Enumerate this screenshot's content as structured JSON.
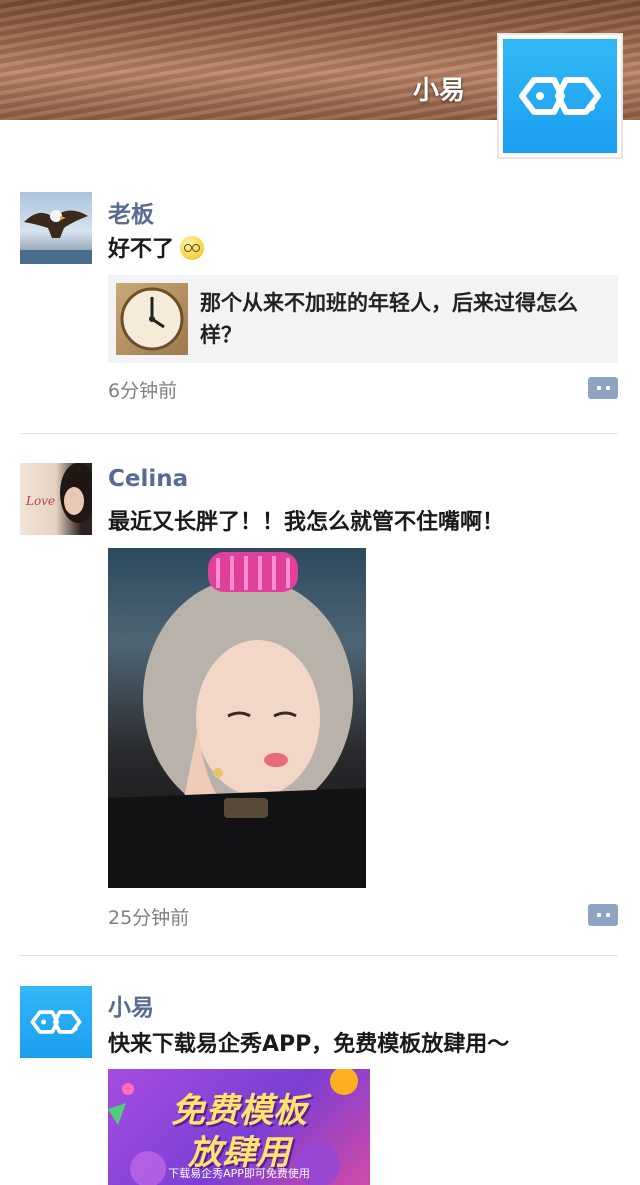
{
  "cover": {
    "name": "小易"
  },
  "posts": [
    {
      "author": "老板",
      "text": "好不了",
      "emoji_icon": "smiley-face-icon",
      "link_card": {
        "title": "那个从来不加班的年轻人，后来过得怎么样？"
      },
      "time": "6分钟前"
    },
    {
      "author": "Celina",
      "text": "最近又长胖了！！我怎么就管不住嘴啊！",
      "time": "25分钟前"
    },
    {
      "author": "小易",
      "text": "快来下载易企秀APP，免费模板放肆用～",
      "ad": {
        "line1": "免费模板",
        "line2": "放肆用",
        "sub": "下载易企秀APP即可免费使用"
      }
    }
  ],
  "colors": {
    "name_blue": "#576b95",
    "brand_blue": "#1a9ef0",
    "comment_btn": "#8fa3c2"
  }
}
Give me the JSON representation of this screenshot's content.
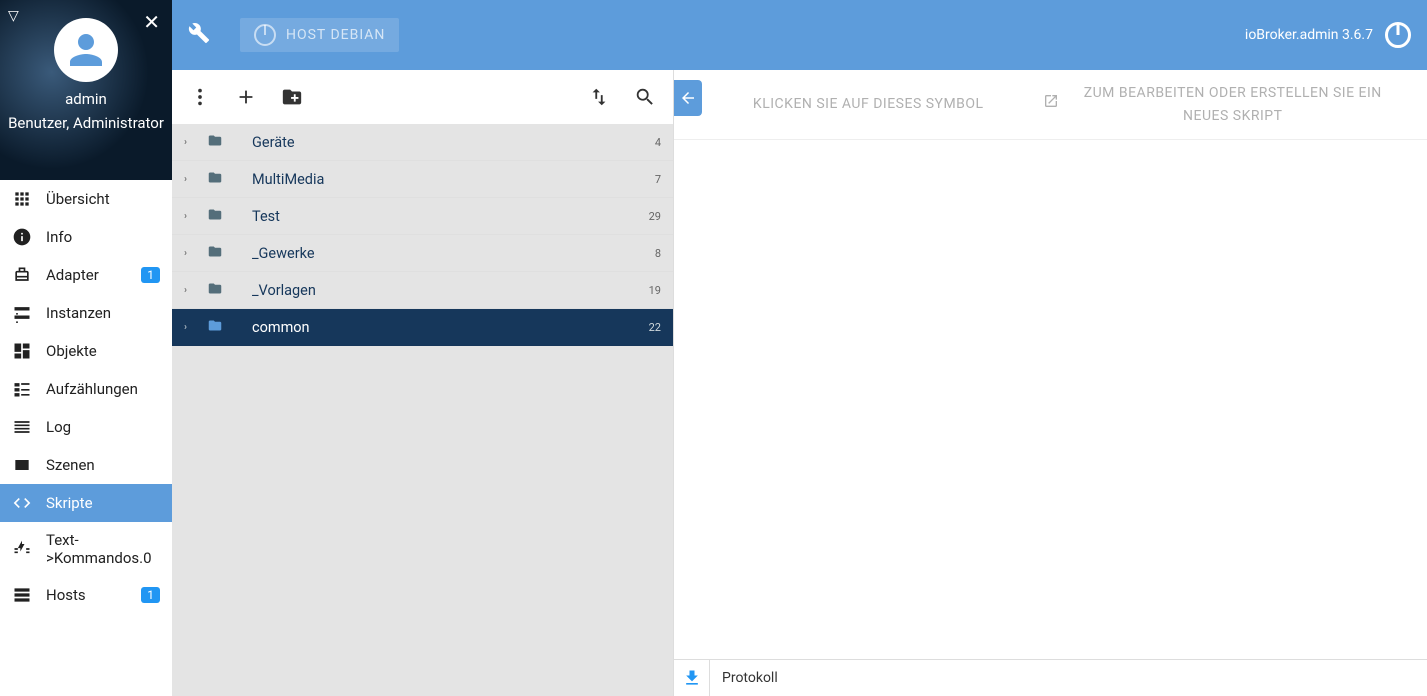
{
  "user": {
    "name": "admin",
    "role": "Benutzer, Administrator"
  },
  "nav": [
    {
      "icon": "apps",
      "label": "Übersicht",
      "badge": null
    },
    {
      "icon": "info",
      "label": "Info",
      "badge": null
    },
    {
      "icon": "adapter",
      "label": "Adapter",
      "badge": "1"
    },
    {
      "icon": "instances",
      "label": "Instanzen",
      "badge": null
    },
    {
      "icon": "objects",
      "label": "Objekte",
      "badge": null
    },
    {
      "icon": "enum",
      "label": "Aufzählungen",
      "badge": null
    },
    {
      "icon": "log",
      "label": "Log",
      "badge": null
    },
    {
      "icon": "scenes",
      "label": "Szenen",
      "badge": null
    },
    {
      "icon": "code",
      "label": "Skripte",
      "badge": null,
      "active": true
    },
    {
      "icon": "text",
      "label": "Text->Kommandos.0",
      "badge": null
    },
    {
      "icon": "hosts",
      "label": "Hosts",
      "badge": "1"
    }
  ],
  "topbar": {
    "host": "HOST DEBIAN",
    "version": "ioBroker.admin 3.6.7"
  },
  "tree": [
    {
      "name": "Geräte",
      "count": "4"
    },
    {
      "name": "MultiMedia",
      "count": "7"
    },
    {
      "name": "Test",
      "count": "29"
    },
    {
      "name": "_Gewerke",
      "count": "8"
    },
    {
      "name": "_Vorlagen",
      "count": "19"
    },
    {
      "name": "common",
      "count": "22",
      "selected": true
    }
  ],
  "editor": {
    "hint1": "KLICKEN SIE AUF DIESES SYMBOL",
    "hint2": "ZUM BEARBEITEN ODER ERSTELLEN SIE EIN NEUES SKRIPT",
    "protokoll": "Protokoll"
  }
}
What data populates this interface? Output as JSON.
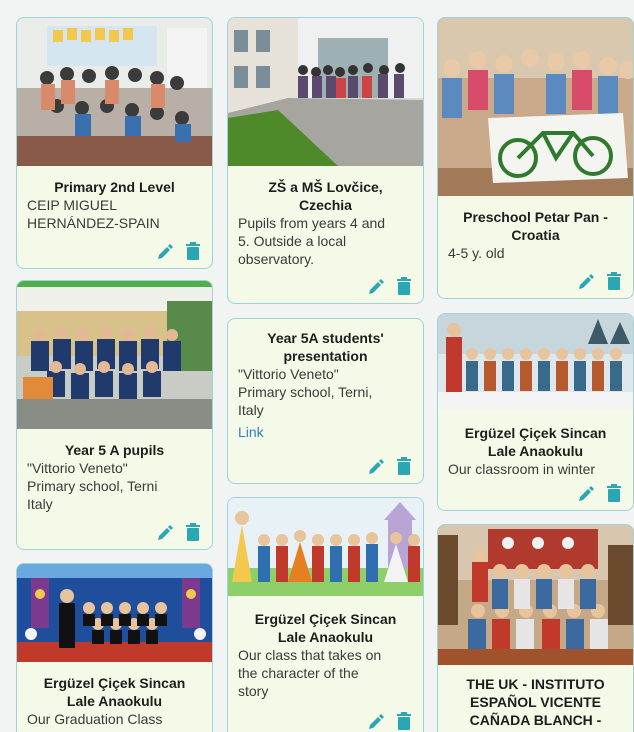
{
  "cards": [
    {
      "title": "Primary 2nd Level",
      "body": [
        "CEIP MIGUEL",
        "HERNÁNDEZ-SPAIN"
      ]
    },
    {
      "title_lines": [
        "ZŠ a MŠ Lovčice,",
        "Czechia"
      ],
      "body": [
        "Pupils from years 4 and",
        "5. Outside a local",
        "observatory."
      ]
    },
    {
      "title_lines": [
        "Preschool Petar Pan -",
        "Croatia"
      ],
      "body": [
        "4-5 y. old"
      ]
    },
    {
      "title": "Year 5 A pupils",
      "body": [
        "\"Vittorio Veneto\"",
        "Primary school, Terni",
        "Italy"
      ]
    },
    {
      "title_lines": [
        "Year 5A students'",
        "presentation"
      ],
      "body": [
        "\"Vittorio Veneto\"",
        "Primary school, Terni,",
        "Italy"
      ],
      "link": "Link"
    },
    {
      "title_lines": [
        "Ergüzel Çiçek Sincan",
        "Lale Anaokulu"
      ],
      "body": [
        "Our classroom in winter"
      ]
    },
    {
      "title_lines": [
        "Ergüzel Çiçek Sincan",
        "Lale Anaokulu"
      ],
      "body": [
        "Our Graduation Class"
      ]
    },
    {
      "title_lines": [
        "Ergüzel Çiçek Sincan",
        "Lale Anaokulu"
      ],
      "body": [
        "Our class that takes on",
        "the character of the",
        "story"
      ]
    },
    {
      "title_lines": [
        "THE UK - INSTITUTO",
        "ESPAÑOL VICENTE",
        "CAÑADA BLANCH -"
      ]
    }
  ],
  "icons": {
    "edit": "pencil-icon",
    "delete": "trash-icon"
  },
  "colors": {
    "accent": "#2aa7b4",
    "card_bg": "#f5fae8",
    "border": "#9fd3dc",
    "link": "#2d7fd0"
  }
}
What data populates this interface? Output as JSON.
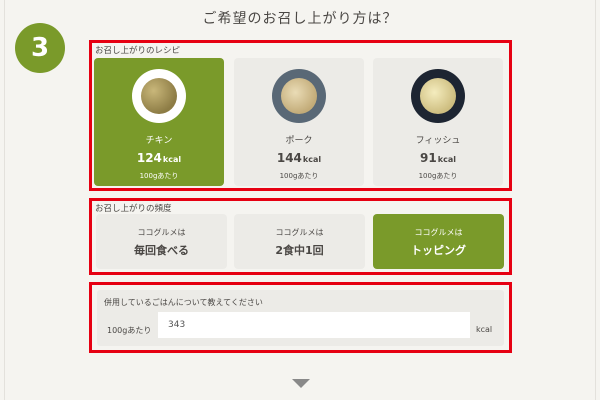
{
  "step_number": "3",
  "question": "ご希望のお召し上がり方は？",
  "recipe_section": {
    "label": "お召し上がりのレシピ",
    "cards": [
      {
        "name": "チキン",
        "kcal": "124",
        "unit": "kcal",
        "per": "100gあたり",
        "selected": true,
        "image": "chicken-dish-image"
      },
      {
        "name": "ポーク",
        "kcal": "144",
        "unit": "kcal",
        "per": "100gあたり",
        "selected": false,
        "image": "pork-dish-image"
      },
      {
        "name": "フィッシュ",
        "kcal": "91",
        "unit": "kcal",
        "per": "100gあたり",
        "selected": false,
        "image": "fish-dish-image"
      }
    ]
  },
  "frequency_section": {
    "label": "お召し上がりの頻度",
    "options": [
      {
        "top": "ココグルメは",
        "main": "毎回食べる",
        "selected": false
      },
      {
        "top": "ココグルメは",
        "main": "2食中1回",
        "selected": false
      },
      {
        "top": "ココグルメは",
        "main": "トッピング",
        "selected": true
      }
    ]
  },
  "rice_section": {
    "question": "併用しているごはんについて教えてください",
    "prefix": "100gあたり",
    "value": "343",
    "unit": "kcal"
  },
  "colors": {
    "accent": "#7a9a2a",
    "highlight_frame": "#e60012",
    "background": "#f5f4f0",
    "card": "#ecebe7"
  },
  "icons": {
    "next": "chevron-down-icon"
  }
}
○ ○ ○ ○ ○
> SHORT PROBLEM:
Word for word, quote the full listing, omitting every picture.

> EXPECTED OUTPUT:
Enumerate this screenshot's content as structured JSON.
{
  "cover": {
    "name": "小易"
  },
  "posts": [
    {
      "author": "老板",
      "text": "好不了",
      "emoji_icon": "smiley-face-icon",
      "link_card": {
        "title": "那个从来不加班的年轻人，后来过得怎么样？"
      },
      "time": "6分钟前"
    },
    {
      "author": "Celina",
      "text": "最近又长胖了！！我怎么就管不住嘴啊！",
      "time": "25分钟前"
    },
    {
      "author": "小易",
      "text": "快来下载易企秀APP，免费模板放肆用～",
      "ad": {
        "line1": "免费模板",
        "line2": "放肆用",
        "sub": "下载易企秀APP即可免费使用"
      }
    }
  ],
  "colors": {
    "name_blue": "#576b95",
    "brand_blue": "#1a9ef0",
    "comment_btn": "#8fa3c2"
  }
}
Give me the JSON representation of this screenshot's content.
{
  "user": {
    "name": "admin",
    "role": "Benutzer, Administrator"
  },
  "nav": [
    {
      "icon": "apps",
      "label": "Übersicht",
      "badge": null
    },
    {
      "icon": "info",
      "label": "Info",
      "badge": null
    },
    {
      "icon": "adapter",
      "label": "Adapter",
      "badge": "1"
    },
    {
      "icon": "instances",
      "label": "Instanzen",
      "badge": null
    },
    {
      "icon": "objects",
      "label": "Objekte",
      "badge": null
    },
    {
      "icon": "enum",
      "label": "Aufzählungen",
      "badge": null
    },
    {
      "icon": "log",
      "label": "Log",
      "badge": null
    },
    {
      "icon": "scenes",
      "label": "Szenen",
      "badge": null
    },
    {
      "icon": "code",
      "label": "Skripte",
      "badge": null,
      "active": true
    },
    {
      "icon": "text",
      "label": "Text->Kommandos.0",
      "badge": null
    },
    {
      "icon": "hosts",
      "label": "Hosts",
      "badge": "1"
    }
  ],
  "topbar": {
    "host": "HOST DEBIAN",
    "version": "ioBroker.admin 3.6.7"
  },
  "tree": [
    {
      "name": "Geräte",
      "count": "4"
    },
    {
      "name": "MultiMedia",
      "count": "7"
    },
    {
      "name": "Test",
      "count": "29"
    },
    {
      "name": "_Gewerke",
      "count": "8"
    },
    {
      "name": "_Vorlagen",
      "count": "19"
    },
    {
      "name": "common",
      "count": "22",
      "selected": true
    }
  ],
  "editor": {
    "hint1": "KLICKEN SIE AUF DIESES SYMBOL",
    "hint2": "ZUM BEARBEITEN ODER ERSTELLEN SIE EIN NEUES SKRIPT",
    "protokoll": "Protokoll"
  }
}
What data populates this interface? Output as JSON.
{
  "cards": [
    {
      "title": "Primary 2nd Level",
      "body": [
        "CEIP MIGUEL",
        "HERNÁNDEZ-SPAIN"
      ]
    },
    {
      "title_lines": [
        "ZŠ a MŠ Lovčice,",
        "Czechia"
      ],
      "body": [
        "Pupils from years 4 and",
        "5. Outside a local",
        "observatory."
      ]
    },
    {
      "title_lines": [
        "Preschool Petar Pan -",
        "Croatia"
      ],
      "body": [
        "4-5 y. old"
      ]
    },
    {
      "title": "Year 5 A pupils",
      "body": [
        "\"Vittorio Veneto\"",
        "Primary school, Terni",
        "Italy"
      ]
    },
    {
      "title_lines": [
        "Year 5A students'",
        "presentation"
      ],
      "body": [
        "\"Vittorio Veneto\"",
        "Primary school, Terni,",
        "Italy"
      ],
      "link": "Link"
    },
    {
      "title_lines": [
        "Ergüzel Çiçek Sincan",
        "Lale Anaokulu"
      ],
      "body": [
        "Our classroom in winter"
      ]
    },
    {
      "title_lines": [
        "Ergüzel Çiçek Sincan",
        "Lale Anaokulu"
      ],
      "body": [
        "Our Graduation Class"
      ]
    },
    {
      "title_lines": [
        "Ergüzel Çiçek Sincan",
        "Lale Anaokulu"
      ],
      "body": [
        "Our class that takes on",
        "the character of the",
        "story"
      ]
    },
    {
      "title_lines": [
        "THE UK - INSTITUTO",
        "ESPAÑOL VICENTE",
        "CAÑADA BLANCH -"
      ]
    }
  ],
  "icons": {
    "edit": "pencil-icon",
    "delete": "trash-icon"
  },
  "colors": {
    "accent": "#2aa7b4",
    "card_bg": "#f5fae8",
    "border": "#9fd3dc",
    "link": "#2d7fd0"
  }
}
What data populates this interface? Output as JSON.
{
  "step_number": "3",
  "question": "ご希望のお召し上がり方は？",
  "recipe_section": {
    "label": "お召し上がりのレシピ",
    "cards": [
      {
        "name": "チキン",
        "kcal": "124",
        "unit": "kcal",
        "per": "100gあたり",
        "selected": true,
        "image": "chicken-dish-image"
      },
      {
        "name": "ポーク",
        "kcal": "144",
        "unit": "kcal",
        "per": "100gあたり",
        "selected": false,
        "image": "pork-dish-image"
      },
      {
        "name": "フィッシュ",
        "kcal": "91",
        "unit": "kcal",
        "per": "100gあたり",
        "selected": false,
        "image": "fish-dish-image"
      }
    ]
  },
  "frequency_section": {
    "label": "お召し上がりの頻度",
    "options": [
      {
        "top": "ココグルメは",
        "main": "毎回食べる",
        "selected": false
      },
      {
        "top": "ココグルメは",
        "main": "2食中1回",
        "selected": false
      },
      {
        "top": "ココグルメは",
        "main": "トッピング",
        "selected": true
      }
    ]
  },
  "rice_section": {
    "question": "併用しているごはんについて教えてください",
    "prefix": "100gあたり",
    "value": "343",
    "unit": "kcal"
  },
  "colors": {
    "accent": "#7a9a2a",
    "highlight_frame": "#e60012",
    "background": "#f5f4f0",
    "card": "#ecebe7"
  },
  "icons": {
    "next": "chevron-down-icon"
  }
}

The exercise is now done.